▶

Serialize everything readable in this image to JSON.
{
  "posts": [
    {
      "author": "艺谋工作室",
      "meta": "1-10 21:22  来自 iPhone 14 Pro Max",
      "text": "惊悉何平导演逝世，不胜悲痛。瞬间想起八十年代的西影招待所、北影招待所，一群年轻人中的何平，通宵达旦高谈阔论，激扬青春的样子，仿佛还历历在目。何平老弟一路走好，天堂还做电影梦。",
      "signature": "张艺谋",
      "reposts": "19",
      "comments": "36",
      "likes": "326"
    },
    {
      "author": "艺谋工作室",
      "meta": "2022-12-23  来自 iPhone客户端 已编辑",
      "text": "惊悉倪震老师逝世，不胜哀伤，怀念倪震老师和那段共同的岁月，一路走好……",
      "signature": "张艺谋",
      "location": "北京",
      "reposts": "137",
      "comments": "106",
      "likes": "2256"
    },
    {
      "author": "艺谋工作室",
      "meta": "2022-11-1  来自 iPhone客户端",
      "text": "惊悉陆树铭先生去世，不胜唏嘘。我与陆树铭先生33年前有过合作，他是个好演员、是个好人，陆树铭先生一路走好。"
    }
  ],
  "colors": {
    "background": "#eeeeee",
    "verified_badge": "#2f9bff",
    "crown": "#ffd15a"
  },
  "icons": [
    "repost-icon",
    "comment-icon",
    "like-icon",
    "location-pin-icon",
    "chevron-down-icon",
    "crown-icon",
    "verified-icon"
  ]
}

◀

• **Direction**:
Which lines hold the word "meta"? Return all of them from the records above.

• **Task response**:
      "meta": "1-10 21:22  来自 iPhone 14 Pro Max",
      "meta": "2022-12-23  来自 iPhone客户端 已编辑",
      "meta": "2022-11-1  来自 iPhone客户端",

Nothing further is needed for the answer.